··· MATERIAL PROVIDED

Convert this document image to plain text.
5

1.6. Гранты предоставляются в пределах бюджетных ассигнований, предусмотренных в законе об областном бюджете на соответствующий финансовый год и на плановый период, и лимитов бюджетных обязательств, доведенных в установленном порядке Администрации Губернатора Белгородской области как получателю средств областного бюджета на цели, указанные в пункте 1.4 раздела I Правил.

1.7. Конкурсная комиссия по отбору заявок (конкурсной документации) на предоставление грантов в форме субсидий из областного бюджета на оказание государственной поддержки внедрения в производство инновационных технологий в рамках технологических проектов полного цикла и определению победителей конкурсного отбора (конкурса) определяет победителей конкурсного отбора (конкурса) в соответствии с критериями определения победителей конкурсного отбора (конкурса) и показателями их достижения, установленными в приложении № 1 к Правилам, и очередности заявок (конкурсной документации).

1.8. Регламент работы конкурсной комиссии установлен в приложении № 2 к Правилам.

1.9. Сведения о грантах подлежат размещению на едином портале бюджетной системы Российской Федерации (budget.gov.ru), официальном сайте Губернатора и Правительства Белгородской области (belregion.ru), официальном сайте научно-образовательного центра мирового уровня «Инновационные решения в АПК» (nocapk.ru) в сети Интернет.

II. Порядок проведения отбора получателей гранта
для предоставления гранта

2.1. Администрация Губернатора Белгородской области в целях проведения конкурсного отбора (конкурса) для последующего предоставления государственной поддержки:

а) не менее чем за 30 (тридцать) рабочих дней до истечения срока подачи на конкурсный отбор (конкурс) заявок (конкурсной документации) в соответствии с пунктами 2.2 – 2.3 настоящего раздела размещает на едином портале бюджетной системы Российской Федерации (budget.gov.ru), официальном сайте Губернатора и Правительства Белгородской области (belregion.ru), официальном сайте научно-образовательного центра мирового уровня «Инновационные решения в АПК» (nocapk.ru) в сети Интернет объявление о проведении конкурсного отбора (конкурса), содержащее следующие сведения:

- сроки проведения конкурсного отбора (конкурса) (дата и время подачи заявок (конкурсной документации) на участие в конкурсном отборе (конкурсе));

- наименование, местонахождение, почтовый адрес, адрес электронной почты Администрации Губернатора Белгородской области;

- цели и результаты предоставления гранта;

······

- STATED EXERCISE:
Write the listing out again, exactly as it reads.

- TASK SOLUTION:
Convert this document image to plain text.
5

1.6. Гранты предоставляются в пределах бюджетных ассигнований, предусмотренных в законе об областном бюджете на соответствующий финансовый год и на плановый период, и лимитов бюджетных обязательств, доведенных в установленном порядке Администрации Губернатора Белгородской области как получателю средств областного бюджета на цели, указанные в пункте 1.4 раздела I Правил.

1.7. Конкурсная комиссия по отбору заявок (конкурсной документации) на предоставление грантов в форме субсидий из областного бюджета на оказание государственной поддержки внедрения в производство инновационных технологий в рамках технологических проектов полного цикла и определению победителей конкурсного отбора (конкурса) определяет победителей конкурсного отбора (конкурса) в соответствии с критериями определения победителей конкурсного отбора (конкурса) и показателями их достижения, установленными в приложении № 1 к Правилам, и очередности заявок (конкурсной документации).

1.8. Регламент работы конкурсной комиссии установлен в приложении № 2 к Правилам.

1.9. Сведения о грантах подлежат размещению на едином портале бюджетной системы Российской Федерации (budget.gov.ru), официальном сайте Губернатора и Правительства Белгородской области (belregion.ru), официальном сайте научно-образовательного центра мирового уровня «Инновационные решения в АПК» (nocapk.ru) в сети Интернет.

II. Порядок проведения отбора получателей гранта
для предоставления гранта

2.1. Администрация Губернатора Белгородской области в целях проведения конкурсного отбора (конкурса) для последующего предоставления государственной поддержки:

а) не менее чем за 30 (тридцать) рабочих дней до истечения срока подачи на конкурсный отбор (конкурс) заявок (конкурсной документации) в соответствии с пунктами 2.2 – 2.3 настоящего раздела размещает на едином портале бюджетной системы Российской Федерации (budget.gov.ru), официальном сайте Губернатора и Правительства Белгородской области (belregion.ru), официальном сайте научно-образовательного центра мирового уровня «Инновационные решения в АПК» (nocapk.ru) в сети Интернет объявление о проведении конкурсного отбора (конкурса), содержащее следующие сведения:

- сроки проведения конкурсного отбора (конкурса) (дата и время подачи заявок (конкурсной документации) на участие в конкурсном отборе (конкурсе));

- наименование, местонахождение, почтовый адрес, адрес электронной почты Администрации Губернатора Белгородской области;

- цели и результаты предоставления гранта;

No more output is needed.